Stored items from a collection
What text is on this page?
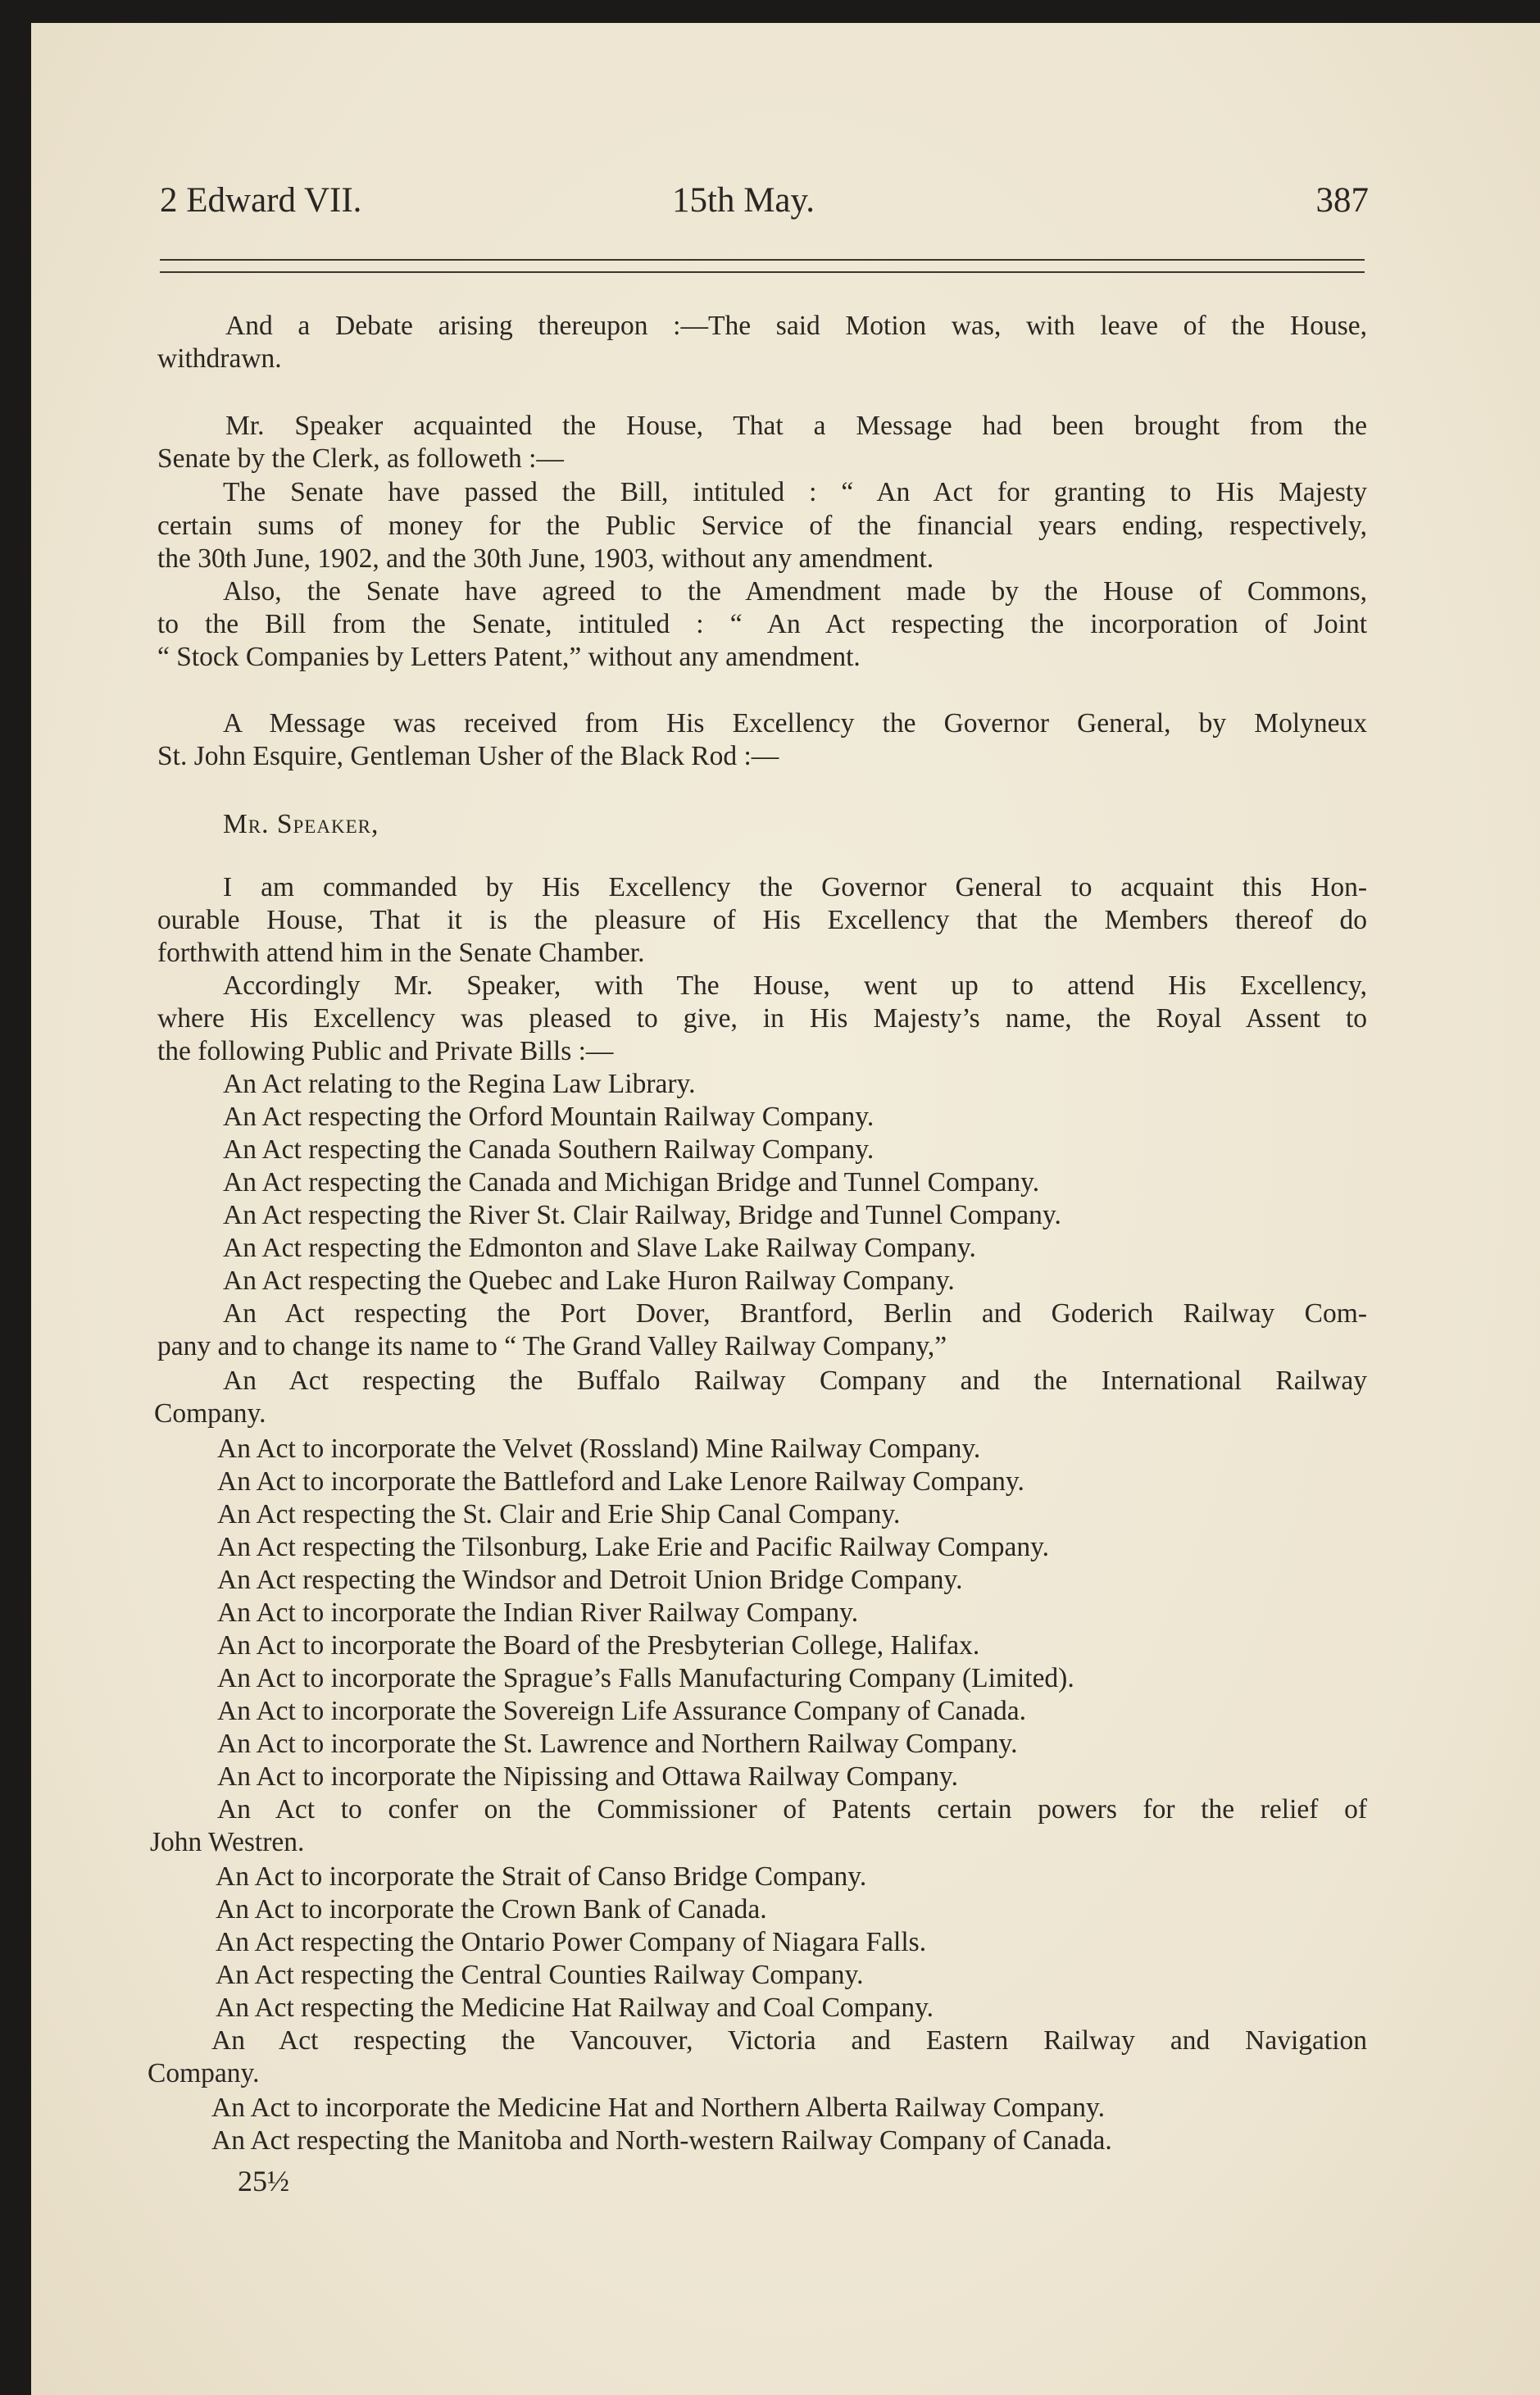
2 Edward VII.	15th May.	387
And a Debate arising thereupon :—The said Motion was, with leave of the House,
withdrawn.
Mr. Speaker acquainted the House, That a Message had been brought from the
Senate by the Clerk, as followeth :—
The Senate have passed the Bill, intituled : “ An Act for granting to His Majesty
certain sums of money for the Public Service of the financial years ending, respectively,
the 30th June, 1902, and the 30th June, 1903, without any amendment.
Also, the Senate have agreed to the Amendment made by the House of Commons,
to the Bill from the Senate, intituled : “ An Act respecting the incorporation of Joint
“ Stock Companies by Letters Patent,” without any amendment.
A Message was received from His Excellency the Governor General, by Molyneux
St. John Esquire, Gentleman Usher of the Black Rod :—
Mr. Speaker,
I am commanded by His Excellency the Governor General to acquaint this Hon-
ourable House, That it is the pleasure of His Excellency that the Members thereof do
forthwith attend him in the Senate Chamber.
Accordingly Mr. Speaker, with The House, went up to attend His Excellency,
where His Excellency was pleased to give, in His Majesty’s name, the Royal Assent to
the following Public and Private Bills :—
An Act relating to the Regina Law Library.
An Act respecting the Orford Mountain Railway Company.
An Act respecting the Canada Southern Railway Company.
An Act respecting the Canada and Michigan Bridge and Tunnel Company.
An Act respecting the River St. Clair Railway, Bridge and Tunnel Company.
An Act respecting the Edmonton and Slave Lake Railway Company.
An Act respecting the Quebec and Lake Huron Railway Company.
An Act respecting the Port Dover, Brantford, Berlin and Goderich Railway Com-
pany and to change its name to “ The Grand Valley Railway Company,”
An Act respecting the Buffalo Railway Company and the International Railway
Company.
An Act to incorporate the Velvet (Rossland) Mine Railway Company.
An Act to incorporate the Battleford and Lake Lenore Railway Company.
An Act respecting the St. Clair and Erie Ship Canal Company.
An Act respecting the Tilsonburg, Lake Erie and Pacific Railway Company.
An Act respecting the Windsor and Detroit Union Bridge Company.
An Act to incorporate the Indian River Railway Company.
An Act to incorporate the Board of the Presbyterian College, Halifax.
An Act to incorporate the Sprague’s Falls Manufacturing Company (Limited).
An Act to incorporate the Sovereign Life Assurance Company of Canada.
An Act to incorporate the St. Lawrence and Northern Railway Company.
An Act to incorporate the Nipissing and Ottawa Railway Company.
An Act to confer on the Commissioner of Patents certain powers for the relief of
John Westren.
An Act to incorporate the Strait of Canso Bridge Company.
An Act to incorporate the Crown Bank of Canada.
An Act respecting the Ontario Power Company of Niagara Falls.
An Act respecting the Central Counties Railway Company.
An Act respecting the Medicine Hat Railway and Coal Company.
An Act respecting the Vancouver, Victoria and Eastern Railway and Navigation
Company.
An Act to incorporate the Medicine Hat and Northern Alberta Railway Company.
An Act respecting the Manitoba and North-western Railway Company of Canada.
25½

**Work instructions**
Repeat the entries exactly and keep the pictures out of the copy.

**Result for this task**
What text is on this page?
2 Edward VII.	15th May.	387
And a Debate arising thereupon :—The said Motion was, with leave of the House,
withdrawn.
Mr. Speaker acquainted the House, That a Message had been brought from the
Senate by the Clerk, as followeth :—
The Senate have passed the Bill, intituled : “ An Act for granting to His Majesty
certain sums of money for the Public Service of the financial years ending, respectively,
the 30th June, 1902, and the 30th June, 1903, without any amendment.
Also, the Senate have agreed to the Amendment made by the House of Commons,
to the Bill from the Senate, intituled : “ An Act respecting the incorporation of Joint
“ Stock Companies by Letters Patent,” without any amendment.
A Message was received from His Excellency the Governor General, by Molyneux
St. John Esquire, Gentleman Usher of the Black Rod :—
Mr. Speaker,
I am commanded by His Excellency the Governor General to acquaint this Hon-
ourable House, That it is the pleasure of His Excellency that the Members thereof do
forthwith attend him in the Senate Chamber.
Accordingly Mr. Speaker, with The House, went up to attend His Excellency,
where His Excellency was pleased to give, in His Majesty’s name, the Royal Assent to
the following Public and Private Bills :—
An Act relating to the Regina Law Library.
An Act respecting the Orford Mountain Railway Company.
An Act respecting the Canada Southern Railway Company.
An Act respecting the Canada and Michigan Bridge and Tunnel Company.
An Act respecting the River St. Clair Railway, Bridge and Tunnel Company.
An Act respecting the Edmonton and Slave Lake Railway Company.
An Act respecting the Quebec and Lake Huron Railway Company.
An Act respecting the Port Dover, Brantford, Berlin and Goderich Railway Com-
pany and to change its name to “ The Grand Valley Railway Company,”
An Act respecting the Buffalo Railway Company and the International Railway
Company.
An Act to incorporate the Velvet (Rossland) Mine Railway Company.
An Act to incorporate the Battleford and Lake Lenore Railway Company.
An Act respecting the St. Clair and Erie Ship Canal Company.
An Act respecting the Tilsonburg, Lake Erie and Pacific Railway Company.
An Act respecting the Windsor and Detroit Union Bridge Company.
An Act to incorporate the Indian River Railway Company.
An Act to incorporate the Board of the Presbyterian College, Halifax.
An Act to incorporate the Sprague’s Falls Manufacturing Company (Limited).
An Act to incorporate the Sovereign Life Assurance Company of Canada.
An Act to incorporate the St. Lawrence and Northern Railway Company.
An Act to incorporate the Nipissing and Ottawa Railway Company.
An Act to confer on the Commissioner of Patents certain powers for the relief of
John Westren.
An Act to incorporate the Strait of Canso Bridge Company.
An Act to incorporate the Crown Bank of Canada.
An Act respecting the Ontario Power Company of Niagara Falls.
An Act respecting the Central Counties Railway Company.
An Act respecting the Medicine Hat Railway and Coal Company.
An Act respecting the Vancouver, Victoria and Eastern Railway and Navigation
Company.
An Act to incorporate the Medicine Hat and Northern Alberta Railway Company.
An Act respecting the Manitoba and North-western Railway Company of Canada.
25½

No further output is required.